- EXTRACT TO READ

On Sun, 22 Nov 2020 14:48:04 +0200 Tariq Toukan wrote:
> On 11/19/2020 6:38 PM, Jakub Kicinski wrote:
> > On Thu, 19 Nov 2020 17:59:38 +0200 Tariq Toukan wrote:  
> >> On 11/19/2020 2:02 AM, Jakub Kicinski wrote:  
> >>> On Sun, 15 Nov 2020 15:42:49 +0200 Tariq Toukan wrote:  
> >>>> This series opens TLS TX HW offload for bond interfaces.
> >>>> This allows bond interfaces to benefit from capable slave devices.
> >>>>
> >>>> The first patch adds real_dev field in TLS context structure, and aligns
> >>>> usages in TLS module and supporting drivers.
> >>>> The second patch opens the offload for bond interfaces.
> >>>>
> >>>> For the configuration above, SW kTLS keeps picking the same slave
> >>>> To keep simple track of the HW and SW TLS contexts, we bind each socket to
> >>>> a specific slave for the socket's whole lifetime. This is logically valid
> >>>> (and similar to the SW kTLS behavior) in the following bond configuration,
> >>>> so we restrict the offload support to it:
> >>>>
> >>>> ((mode == balance-xor) or (mode == 802.3ad))
> >>>> and xmit_hash_policy == layer3+4.  
> >>>
> >>> This does not feel extremely clean, maybe you can convince me otherwise.
> >>>
> >>> Can we extend netdev_get_xmit_slave() and figure out the output dev
> >>> (and if it's "stable") in a more generic way? And just feed that dev
> >>> into TLS handling?  
> >>
> >> I don't see we go through netdev_get_xmit_slave(), but through
> >> .ndo_start_xmit (bond_start_xmit).  
> > 
> > I may be misunderstanding the purpose of netdev_get_xmit_slave(),
> > please correct me if I'm wrong. AFAIU it's supposed to return a
> > lower netdev that the skb should then be xmited on.  
> 
> That's true. It was recently added and used by the RDMA team. Not used 
> or integrated in the Eth networking stack.
> 
> > So what I was thinking was either construct an skb or somehow reshuffle
> > the netdev_get_xmit_slave() code to take a flow dissector output or
> > ${insert other ideas}. Then add a helper in the core that would drill
> > down from the socket netdev to the "egress" netdev. Have TLS call
> > that helper, and talk to the "egress" netdev from the start, rather
> > than the socket's netdev. Then loosen the checks on software devices.

- INSTRUCTION
Reproduce the passage of the email thread on TLS offload for bond interfaces from "On Sun, 22 Nov" up to and including "the offload for bond interfaces.".

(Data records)
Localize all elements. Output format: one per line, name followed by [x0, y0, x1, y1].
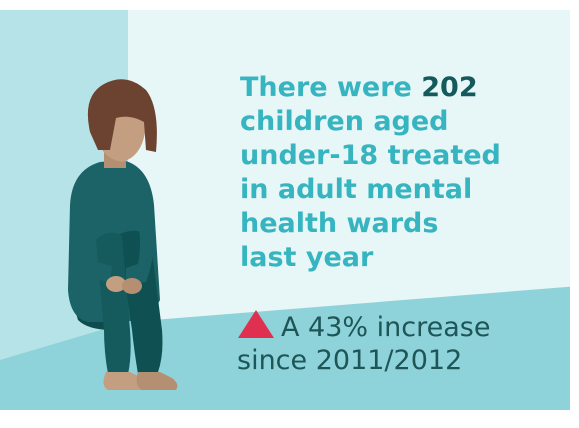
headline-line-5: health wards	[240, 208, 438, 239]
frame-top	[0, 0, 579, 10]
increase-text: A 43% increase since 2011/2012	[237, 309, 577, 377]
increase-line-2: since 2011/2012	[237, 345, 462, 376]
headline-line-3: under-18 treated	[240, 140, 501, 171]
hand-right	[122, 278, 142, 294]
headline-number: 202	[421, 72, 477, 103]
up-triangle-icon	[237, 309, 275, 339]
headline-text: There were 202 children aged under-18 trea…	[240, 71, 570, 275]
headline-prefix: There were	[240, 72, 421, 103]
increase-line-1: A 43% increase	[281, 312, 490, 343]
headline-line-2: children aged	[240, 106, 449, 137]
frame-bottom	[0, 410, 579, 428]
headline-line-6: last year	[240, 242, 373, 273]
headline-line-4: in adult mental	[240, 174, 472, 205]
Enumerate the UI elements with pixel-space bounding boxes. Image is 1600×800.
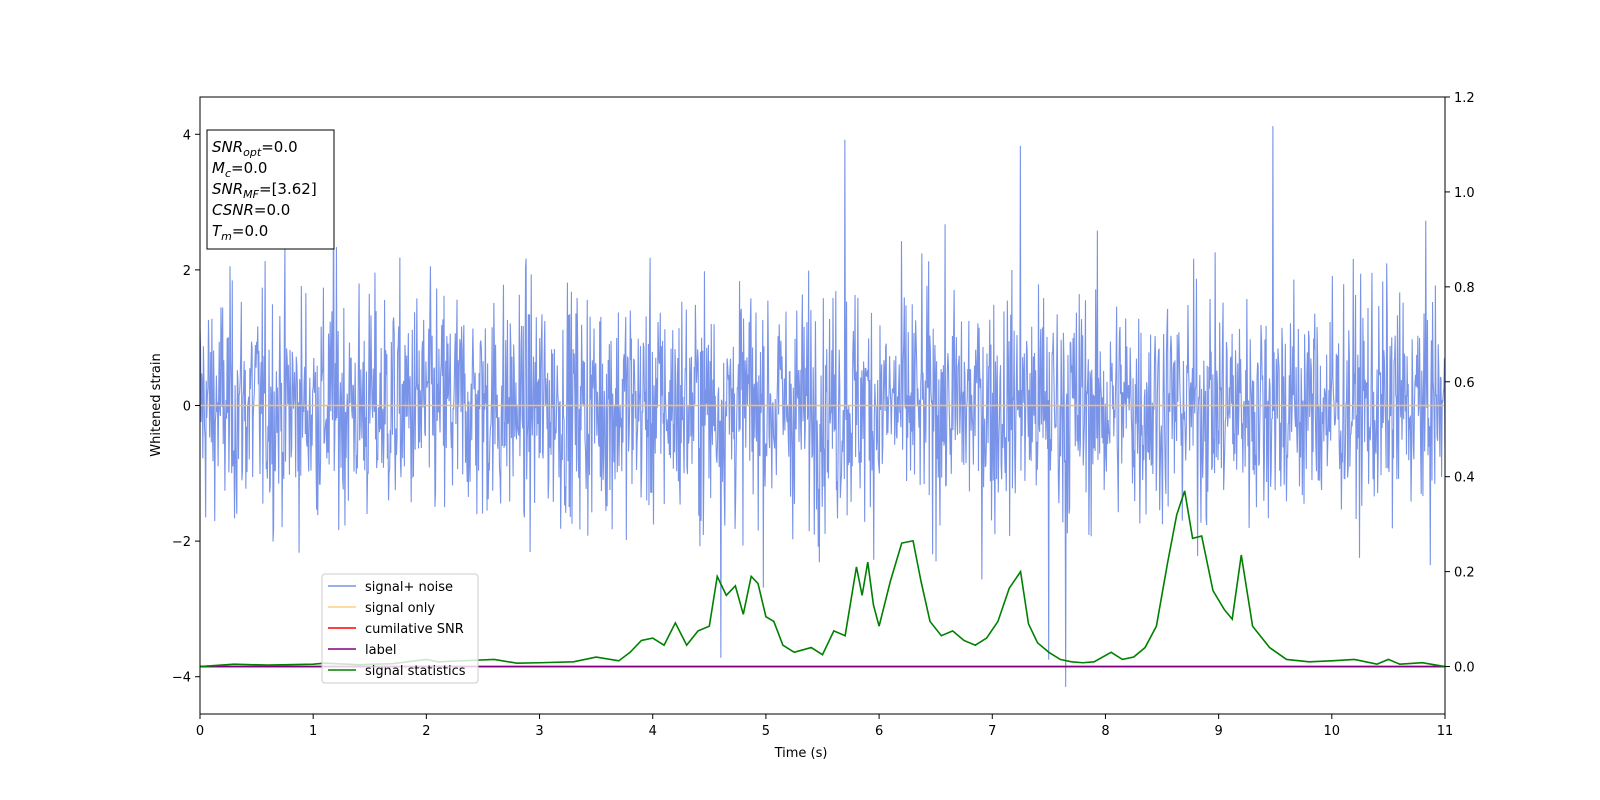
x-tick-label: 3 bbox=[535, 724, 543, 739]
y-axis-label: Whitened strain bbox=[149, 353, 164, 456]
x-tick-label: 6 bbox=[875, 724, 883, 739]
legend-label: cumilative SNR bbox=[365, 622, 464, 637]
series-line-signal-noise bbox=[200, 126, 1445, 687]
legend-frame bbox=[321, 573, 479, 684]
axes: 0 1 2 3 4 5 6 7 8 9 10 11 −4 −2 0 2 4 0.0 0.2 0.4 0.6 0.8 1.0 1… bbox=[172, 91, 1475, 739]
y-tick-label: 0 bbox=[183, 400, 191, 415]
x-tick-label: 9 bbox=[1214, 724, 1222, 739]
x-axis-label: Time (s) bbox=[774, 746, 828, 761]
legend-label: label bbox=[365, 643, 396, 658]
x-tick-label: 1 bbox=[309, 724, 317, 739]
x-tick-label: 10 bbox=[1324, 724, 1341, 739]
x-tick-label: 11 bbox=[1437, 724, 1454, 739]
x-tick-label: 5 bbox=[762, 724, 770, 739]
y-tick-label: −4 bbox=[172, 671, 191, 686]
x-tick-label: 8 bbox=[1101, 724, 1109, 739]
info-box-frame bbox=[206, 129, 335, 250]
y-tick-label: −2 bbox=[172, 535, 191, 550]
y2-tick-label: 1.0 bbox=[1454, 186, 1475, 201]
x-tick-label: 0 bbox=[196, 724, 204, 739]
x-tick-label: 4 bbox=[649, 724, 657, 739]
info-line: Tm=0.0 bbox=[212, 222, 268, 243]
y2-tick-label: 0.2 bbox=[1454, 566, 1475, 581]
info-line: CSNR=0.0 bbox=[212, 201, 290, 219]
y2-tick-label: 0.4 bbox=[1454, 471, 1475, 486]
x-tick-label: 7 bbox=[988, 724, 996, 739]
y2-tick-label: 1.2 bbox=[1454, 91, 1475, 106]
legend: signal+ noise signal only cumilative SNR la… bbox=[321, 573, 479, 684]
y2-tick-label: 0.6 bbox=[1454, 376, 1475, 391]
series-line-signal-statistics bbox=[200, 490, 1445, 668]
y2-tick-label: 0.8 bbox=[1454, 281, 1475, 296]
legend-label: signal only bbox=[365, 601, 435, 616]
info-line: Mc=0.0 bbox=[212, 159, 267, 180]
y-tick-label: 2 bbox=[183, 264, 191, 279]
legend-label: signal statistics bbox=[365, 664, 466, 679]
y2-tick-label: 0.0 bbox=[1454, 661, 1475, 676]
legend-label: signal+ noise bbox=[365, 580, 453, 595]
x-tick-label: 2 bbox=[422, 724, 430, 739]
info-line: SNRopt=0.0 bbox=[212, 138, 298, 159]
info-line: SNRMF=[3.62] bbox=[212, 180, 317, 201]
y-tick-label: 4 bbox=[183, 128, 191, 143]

- COMPLETED TASK
On Sun, 22 Nov 2020 14:48:04 +0200 Tariq Toukan wrote:
> On 11/19/2020 6:38 PM, Jakub Kicinski wrote:
> > On Thu, 19 Nov 2020 17:59:38 +0200 Tariq Toukan wrote:  
> >> On 11/19/2020 2:02 AM, Jakub Kicinski wrote:  
> >>> On Sun, 15 Nov 2020 15:42:49 +0200 Tariq Toukan wrote:  
> >>>> This series opens TLS TX HW offload for bond interfaces.
> >>>> This allows bond interfaces to benefit from capable slave devices.
> >>>>
> >>>> The first patch adds real_dev field in TLS context structure, and aligns
> >>>> usages in TLS module and supporting drivers.
> >>>> The second patch opens the offload for bond interfaces.